Find and copy every line in the records that includes the string "image".

======== Source material

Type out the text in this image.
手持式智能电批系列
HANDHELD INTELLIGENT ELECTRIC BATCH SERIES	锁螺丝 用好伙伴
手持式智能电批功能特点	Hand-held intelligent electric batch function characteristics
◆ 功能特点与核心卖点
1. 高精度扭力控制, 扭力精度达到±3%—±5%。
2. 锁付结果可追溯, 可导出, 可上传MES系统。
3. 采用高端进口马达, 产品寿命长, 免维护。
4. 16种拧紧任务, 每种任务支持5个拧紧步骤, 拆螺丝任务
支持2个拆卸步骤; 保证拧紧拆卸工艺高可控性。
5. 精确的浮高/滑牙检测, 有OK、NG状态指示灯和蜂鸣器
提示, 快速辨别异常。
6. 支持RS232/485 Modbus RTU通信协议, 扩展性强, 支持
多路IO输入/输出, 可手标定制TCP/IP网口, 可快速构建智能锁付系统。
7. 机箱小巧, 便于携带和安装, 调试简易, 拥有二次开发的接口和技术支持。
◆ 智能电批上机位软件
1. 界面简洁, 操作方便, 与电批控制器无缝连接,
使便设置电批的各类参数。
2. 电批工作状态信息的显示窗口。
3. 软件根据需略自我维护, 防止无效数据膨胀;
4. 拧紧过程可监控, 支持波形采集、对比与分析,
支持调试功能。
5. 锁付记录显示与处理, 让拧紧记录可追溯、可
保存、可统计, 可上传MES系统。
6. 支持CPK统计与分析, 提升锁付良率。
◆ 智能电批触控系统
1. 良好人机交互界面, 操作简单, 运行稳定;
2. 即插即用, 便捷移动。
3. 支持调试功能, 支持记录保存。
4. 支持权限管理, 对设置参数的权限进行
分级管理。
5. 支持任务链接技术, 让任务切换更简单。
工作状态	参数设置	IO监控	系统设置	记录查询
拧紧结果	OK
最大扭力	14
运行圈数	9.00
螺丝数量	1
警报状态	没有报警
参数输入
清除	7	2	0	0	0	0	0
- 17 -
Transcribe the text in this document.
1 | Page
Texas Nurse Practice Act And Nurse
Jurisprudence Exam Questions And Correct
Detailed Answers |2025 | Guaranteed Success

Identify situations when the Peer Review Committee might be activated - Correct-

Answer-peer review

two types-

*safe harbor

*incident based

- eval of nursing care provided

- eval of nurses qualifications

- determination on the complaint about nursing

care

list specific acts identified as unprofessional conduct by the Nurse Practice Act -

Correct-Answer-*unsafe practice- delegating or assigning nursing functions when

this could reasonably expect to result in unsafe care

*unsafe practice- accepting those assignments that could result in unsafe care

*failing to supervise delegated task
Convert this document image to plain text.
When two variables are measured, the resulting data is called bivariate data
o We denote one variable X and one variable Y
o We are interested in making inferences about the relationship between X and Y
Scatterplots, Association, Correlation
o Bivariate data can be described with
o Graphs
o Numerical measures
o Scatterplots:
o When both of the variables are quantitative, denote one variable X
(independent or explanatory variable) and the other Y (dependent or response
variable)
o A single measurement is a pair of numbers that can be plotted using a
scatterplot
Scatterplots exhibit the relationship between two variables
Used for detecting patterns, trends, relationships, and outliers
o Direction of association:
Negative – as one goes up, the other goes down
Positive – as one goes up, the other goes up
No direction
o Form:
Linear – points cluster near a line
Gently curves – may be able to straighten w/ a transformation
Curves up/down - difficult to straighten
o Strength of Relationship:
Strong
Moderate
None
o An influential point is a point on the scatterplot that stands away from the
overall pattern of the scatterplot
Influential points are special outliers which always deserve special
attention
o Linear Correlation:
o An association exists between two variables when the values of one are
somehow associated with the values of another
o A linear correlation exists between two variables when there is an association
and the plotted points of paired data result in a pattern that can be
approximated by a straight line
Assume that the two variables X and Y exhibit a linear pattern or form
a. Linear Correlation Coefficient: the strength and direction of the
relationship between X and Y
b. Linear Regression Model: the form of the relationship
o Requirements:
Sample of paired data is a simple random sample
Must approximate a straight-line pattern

================

## Answer for this exercise
Type out the text in this image.
Convert this document image to plain text.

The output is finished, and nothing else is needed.